§ Task to carry out: Please transcribe the records precisely; pictures stay out of your copy.

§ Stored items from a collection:

════

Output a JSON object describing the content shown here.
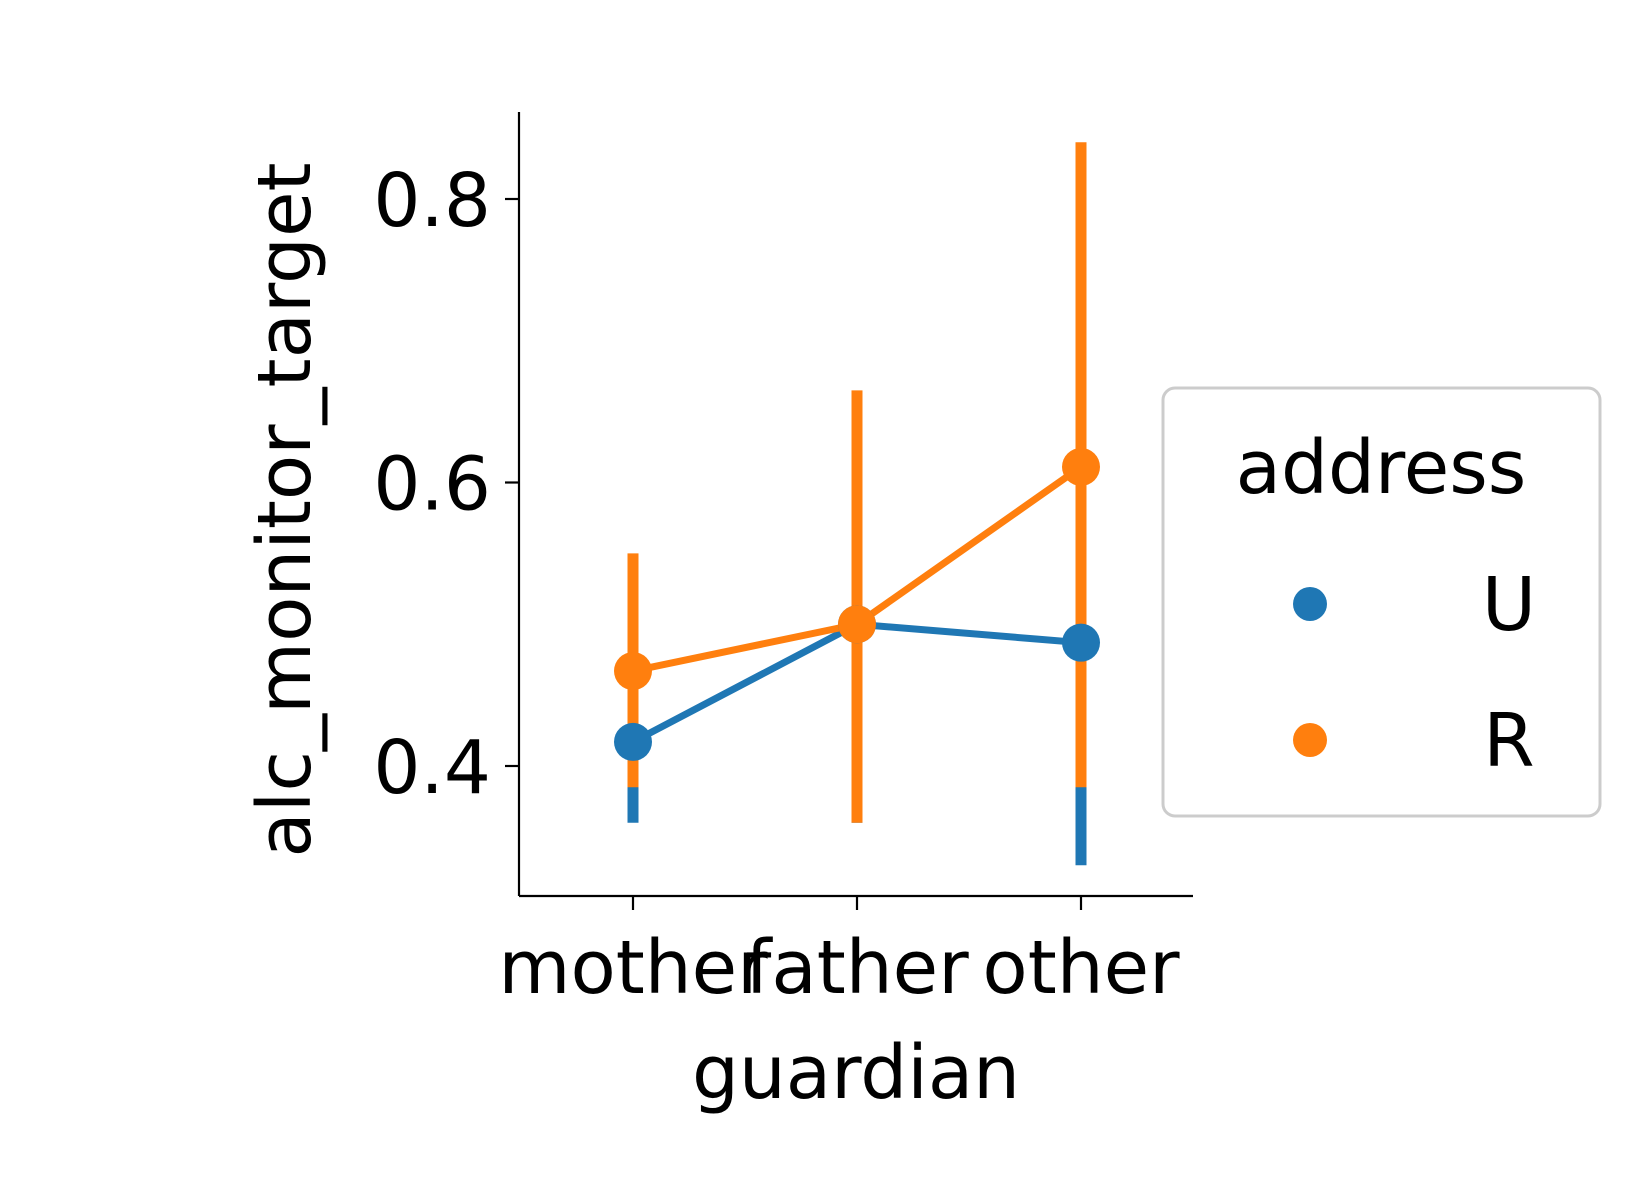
{
  "chart_data": {
    "type": "line",
    "xlabel": "guardian",
    "ylabel": "alc_monitor_target",
    "categories": [
      "mother",
      "father",
      "other"
    ],
    "ylim": [
      0.3,
      0.86
    ],
    "yticks": [
      0.4,
      0.6,
      0.8
    ],
    "ytick_labels": [
      "0.4",
      "0.6",
      "0.8"
    ],
    "grid": false,
    "legend": {
      "title": "address",
      "placement": "right",
      "entries": [
        "U",
        "R"
      ]
    },
    "series": [
      {
        "name": "U",
        "color": "#1f77b4",
        "values": [
          0.417,
          0.5,
          0.487
        ],
        "ci_low": [
          0.36,
          0.36,
          0.33
        ],
        "ci_high": [
          0.47,
          0.61,
          0.64
        ]
      },
      {
        "name": "R",
        "color": "#ff7f0e",
        "values": [
          0.467,
          0.5,
          0.611
        ],
        "ci_low": [
          0.385,
          0.36,
          0.385
        ],
        "ci_high": [
          0.55,
          0.665,
          0.84
        ]
      }
    ]
  }
}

════

§ The completed task:
Output a JSON object describing the content shown here.
{
  "chart_data": {
    "type": "line",
    "xlabel": "guardian",
    "ylabel": "alc_monitor_target",
    "categories": [
      "mother",
      "father",
      "other"
    ],
    "ylim": [
      0.3,
      0.86
    ],
    "yticks": [
      0.4,
      0.6,
      0.8
    ],
    "ytick_labels": [
      "0.4",
      "0.6",
      "0.8"
    ],
    "grid": false,
    "legend": {
      "title": "address",
      "placement": "right",
      "entries": [
        "U",
        "R"
      ]
    },
    "series": [
      {
        "name": "U",
        "color": "#1f77b4",
        "values": [
          0.417,
          0.5,
          0.487
        ],
        "ci_low": [
          0.36,
          0.36,
          0.33
        ],
        "ci_high": [
          0.47,
          0.61,
          0.64
        ]
      },
      {
        "name": "R",
        "color": "#ff7f0e",
        "values": [
          0.467,
          0.5,
          0.611
        ],
        "ci_low": [
          0.385,
          0.36,
          0.385
        ],
        "ci_high": [
          0.55,
          0.665,
          0.84
        ]
      }
    ]
  }
}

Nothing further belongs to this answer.